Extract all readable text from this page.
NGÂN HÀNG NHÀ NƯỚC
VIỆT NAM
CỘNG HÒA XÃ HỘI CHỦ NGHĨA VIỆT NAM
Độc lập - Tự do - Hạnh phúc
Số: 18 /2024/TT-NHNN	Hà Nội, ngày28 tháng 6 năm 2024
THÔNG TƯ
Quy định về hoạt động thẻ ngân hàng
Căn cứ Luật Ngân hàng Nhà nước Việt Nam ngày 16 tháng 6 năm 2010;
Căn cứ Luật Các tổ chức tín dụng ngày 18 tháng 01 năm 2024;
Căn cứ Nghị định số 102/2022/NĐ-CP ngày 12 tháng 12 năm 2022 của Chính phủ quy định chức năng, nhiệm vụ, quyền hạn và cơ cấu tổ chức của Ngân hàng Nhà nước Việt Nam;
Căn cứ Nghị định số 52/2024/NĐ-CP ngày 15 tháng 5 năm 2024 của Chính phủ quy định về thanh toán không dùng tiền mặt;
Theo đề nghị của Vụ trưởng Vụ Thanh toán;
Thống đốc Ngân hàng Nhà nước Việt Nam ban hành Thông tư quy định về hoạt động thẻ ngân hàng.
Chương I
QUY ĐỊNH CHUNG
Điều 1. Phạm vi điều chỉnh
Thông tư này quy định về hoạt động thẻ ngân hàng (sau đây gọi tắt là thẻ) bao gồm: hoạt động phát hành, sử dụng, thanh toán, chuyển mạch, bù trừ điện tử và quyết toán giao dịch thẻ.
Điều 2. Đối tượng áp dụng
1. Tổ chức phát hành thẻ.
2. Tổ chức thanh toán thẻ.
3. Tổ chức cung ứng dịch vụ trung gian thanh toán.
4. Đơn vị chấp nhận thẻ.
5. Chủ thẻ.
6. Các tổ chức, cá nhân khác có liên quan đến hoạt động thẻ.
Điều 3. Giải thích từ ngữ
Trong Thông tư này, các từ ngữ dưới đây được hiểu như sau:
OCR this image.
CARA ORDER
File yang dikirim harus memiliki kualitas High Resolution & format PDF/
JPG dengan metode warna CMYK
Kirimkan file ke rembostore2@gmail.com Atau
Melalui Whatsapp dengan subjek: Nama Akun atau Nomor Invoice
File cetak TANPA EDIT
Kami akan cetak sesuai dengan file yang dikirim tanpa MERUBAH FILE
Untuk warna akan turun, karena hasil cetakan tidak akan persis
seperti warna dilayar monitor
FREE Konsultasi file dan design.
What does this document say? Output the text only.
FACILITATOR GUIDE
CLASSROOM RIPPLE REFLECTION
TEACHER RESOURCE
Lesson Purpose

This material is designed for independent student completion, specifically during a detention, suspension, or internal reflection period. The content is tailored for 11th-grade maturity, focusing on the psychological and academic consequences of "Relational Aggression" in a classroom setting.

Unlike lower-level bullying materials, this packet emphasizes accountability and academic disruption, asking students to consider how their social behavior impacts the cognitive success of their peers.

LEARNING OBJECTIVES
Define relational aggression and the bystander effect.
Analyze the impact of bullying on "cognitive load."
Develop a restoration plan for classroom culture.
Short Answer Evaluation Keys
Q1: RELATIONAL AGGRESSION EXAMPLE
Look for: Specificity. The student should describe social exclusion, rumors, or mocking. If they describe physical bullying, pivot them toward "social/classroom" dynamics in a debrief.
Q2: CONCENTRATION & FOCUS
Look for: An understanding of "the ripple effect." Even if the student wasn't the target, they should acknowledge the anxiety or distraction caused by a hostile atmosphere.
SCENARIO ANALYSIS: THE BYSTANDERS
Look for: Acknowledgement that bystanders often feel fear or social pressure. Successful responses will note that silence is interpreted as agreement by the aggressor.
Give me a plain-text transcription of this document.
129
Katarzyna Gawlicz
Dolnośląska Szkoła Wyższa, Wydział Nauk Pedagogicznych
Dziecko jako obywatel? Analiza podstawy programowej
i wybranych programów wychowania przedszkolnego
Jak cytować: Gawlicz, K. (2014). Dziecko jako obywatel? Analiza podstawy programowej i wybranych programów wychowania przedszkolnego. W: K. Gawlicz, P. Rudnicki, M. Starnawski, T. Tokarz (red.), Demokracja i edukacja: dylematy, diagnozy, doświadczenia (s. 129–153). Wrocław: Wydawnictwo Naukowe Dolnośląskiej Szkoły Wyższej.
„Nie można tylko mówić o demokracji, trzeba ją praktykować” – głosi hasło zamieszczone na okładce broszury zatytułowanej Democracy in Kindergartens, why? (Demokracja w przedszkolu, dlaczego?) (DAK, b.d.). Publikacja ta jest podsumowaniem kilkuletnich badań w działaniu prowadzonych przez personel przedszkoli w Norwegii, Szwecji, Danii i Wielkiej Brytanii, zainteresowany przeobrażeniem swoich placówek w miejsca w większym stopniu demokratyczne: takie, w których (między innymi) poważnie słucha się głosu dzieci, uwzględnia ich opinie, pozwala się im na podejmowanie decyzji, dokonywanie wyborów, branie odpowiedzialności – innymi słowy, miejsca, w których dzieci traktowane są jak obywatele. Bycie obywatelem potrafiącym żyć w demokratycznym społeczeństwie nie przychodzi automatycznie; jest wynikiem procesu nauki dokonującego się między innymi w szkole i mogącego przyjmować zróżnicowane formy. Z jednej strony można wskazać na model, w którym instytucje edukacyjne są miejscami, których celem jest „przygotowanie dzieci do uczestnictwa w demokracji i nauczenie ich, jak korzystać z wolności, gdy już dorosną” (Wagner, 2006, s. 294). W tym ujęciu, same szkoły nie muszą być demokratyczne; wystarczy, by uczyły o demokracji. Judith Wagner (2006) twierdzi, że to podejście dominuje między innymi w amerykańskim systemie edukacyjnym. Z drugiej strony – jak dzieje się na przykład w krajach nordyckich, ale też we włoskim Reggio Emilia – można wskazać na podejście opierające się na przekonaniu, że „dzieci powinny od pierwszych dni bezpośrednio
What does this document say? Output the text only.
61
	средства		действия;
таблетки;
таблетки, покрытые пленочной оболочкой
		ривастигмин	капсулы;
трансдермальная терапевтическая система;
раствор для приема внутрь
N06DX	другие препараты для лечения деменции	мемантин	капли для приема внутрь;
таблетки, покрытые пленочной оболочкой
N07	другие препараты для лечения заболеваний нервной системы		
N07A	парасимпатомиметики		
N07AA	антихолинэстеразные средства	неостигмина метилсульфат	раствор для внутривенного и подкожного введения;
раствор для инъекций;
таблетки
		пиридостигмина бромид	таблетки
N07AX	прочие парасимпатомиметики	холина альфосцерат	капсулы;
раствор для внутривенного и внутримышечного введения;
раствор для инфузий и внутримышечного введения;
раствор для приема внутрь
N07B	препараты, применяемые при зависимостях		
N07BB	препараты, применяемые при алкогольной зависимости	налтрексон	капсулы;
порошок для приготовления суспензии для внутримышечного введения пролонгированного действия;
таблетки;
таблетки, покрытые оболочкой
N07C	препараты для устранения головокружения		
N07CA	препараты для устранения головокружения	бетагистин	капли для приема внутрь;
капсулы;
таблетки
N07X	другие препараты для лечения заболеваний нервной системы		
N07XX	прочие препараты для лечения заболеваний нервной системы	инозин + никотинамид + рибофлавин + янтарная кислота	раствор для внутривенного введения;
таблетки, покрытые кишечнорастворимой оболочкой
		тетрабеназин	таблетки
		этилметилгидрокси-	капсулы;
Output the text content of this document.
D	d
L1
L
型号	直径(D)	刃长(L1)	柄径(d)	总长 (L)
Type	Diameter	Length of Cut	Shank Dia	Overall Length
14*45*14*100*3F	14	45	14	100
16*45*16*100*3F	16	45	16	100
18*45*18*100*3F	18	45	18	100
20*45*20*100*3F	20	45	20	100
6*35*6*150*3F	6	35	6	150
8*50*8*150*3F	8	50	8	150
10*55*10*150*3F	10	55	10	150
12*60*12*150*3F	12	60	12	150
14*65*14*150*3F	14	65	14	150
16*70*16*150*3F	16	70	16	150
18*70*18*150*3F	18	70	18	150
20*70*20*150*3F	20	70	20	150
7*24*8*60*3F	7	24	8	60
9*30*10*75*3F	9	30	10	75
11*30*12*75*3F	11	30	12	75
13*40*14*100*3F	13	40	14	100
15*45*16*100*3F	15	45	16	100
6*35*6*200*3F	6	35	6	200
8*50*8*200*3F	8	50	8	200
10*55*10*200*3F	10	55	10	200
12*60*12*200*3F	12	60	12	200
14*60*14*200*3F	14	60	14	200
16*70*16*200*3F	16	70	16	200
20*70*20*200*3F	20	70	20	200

········

TASK INSTRUCTIONS:
From the data above, work out how many lines hold "лечения". Answer with the number alone.

RESULT FOR THIS TASK:
4